Document text:
↓↓↓

- Theatrical release poster
- Directed by: Ayat Najafi
- Written by: Ayat Najafi
- Produced by: Anne Grange Gunter Hanfgarn Rouven Rech Teresa Renn
- Starring: Sara Najafi Parvin Namazi Sayeh Sodeyfi Elise Caron Jeanne Cherhal Emel Mathlouthi
- Release date: 28 August 2014 (Montreal);
- Running time: 91 minutes
- Countries: Germany; France; Iran;
- Languages: Persian; English; French;

= No Land's Song =

No Land's Song (آواز بی‌سرزمین / Âvâz-e Bi-Sarzamin) is a 2014 Iranian documentary film written and directed by Ayat Najafi, starring Sara Najafi, Parvin Namazi, Sayeh Sodeyfi, Emel Mathlouthi, Elise Caron, and Jeanne Cherhal.

==Synopsis==
In the wake of the revolution of 1979, the new regime forbids women in Iran to sing publicly as soloists in front of men. (Note: "Since 1979, Iran has banned women from singing solo in public. The year marked the beginning of the Islamic Revolution and the start of a clampdown on Iranian society. Composer Sara Najafi and her female singer friends are determined to challenge this. They decide to organise a concert in the heart of Iran – its capital Tehran, inviting French and Tunisian female artists to take part. The concert is a celebration of the female voice – something that has been silenced for over 35 years.")

↑↑↑

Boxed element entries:
↓↓↓

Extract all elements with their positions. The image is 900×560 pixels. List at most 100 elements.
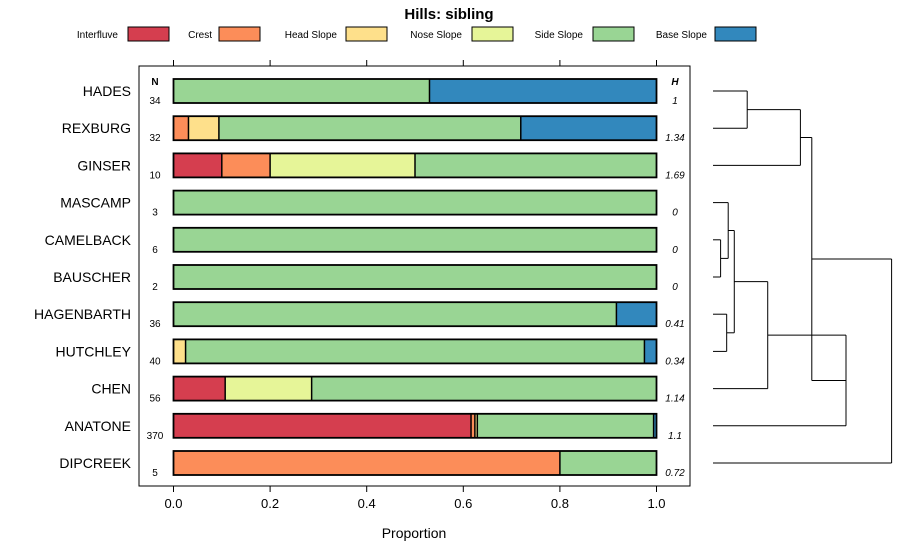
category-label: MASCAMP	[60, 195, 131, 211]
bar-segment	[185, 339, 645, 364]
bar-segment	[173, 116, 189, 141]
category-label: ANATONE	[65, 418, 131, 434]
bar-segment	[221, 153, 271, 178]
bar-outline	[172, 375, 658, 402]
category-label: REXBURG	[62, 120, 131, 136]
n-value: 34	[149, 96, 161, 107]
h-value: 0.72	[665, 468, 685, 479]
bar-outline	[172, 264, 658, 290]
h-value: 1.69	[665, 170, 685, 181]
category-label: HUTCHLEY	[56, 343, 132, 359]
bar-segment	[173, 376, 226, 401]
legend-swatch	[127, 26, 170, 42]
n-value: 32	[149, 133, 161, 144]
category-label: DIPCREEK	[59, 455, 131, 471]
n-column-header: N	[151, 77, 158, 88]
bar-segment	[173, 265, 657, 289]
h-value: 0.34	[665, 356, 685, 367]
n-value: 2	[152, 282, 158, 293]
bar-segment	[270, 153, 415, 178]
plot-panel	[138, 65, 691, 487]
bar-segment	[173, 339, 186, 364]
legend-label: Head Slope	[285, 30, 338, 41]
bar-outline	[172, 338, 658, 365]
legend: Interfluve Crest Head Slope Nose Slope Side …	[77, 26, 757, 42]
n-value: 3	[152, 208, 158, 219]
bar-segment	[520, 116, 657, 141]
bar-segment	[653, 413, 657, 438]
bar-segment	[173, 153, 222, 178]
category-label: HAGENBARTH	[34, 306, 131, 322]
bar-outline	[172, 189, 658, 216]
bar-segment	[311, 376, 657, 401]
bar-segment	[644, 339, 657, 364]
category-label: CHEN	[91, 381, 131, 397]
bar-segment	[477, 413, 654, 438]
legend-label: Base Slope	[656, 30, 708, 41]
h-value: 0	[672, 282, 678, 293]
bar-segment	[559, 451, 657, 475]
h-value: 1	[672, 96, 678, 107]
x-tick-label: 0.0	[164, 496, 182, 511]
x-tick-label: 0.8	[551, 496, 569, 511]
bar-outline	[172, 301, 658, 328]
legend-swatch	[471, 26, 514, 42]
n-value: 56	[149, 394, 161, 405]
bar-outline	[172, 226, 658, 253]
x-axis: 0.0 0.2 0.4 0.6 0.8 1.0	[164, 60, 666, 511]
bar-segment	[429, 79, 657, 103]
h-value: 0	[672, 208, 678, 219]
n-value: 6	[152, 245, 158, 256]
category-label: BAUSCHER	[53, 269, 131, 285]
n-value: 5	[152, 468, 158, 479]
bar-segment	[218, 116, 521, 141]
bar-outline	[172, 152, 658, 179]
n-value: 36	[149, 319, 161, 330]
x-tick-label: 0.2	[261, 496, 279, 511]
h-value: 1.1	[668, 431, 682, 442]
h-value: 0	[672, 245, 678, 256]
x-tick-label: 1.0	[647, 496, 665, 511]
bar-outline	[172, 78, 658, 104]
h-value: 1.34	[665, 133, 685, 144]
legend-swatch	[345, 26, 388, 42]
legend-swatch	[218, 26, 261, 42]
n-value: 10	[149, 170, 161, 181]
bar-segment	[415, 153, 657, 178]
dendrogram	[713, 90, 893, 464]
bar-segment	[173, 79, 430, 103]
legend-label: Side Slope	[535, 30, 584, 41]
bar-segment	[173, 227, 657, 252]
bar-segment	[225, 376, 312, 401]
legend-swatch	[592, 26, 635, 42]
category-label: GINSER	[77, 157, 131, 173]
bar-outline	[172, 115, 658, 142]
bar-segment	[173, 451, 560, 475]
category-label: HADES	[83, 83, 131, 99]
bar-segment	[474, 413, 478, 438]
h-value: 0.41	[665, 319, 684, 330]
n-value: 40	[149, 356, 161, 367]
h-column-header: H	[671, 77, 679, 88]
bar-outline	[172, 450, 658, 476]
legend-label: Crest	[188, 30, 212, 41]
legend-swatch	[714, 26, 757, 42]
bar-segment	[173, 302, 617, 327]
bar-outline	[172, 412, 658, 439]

↑↑↑

Objectives:
• a. According to the article on No Land's Song, in which city did Sara Najafi and her friends decide to organize the concert?
• b. From the article on No Land's Song, output the part that opens with the words containing "No Land's Song (آواز" and closes with "and Jeanne Cherhal.".
• c. Write the next part of the article on No Land's Song, continuing from its final sentence.

Responses to the exercise:
• a. Tehran, the capital of Iran.

• b.
No Land's Song (آواز بی‌سرزمین / Âvâz-e Bi-Sarzamin) is a 2014 Iranian documentary film written and directed by Ayat Najafi, starring Sara Najafi, Parvin Namazi, Sayeh Sodeyfi, Emel Mathlouthi, Elise Caron, and Jeanne Cherhal.

• c.
In defiance of censorship and cultural, religious and legal taboos, a young composer named Sara Najafi decides to organize a concert for female solo singers.

Najafi starts to enlist others. She recruits two other Iranian singers – Parvin Namazi and Sayeh Sodeyfi – to join her. In turn, Namazi and Sodeyfi invite three female singers from Paris: Elise Caron, Jeanne Cherhal and Emel Mathlouthi. Their stated intention is to perform together as solo artists in a show to be held in Tehran. As the Iranian film festival states, this musical collaboration is said to reopen a "musical bridge" uniting France and Iran.

The documentary poses the question whether women will ever be successful in singing free, together, side by side, in front of a mixed audience, without restrictions or interference. Success in their immediate quest makes for a compelling drama. On the other hand, the long-term effect is more questionable.

It is said that the movie is an antidote to the misogynist excesses of the government. "The female voice is fading away", Najafi claims.

==Reception==
No Land's Song has received widespread praise. Some of the reviews:
- The Guardian: An "audacious" film and enterprise. Unfortunately, the respite from official oppression proved temporary — hard liners banned performances by females even as backing singers.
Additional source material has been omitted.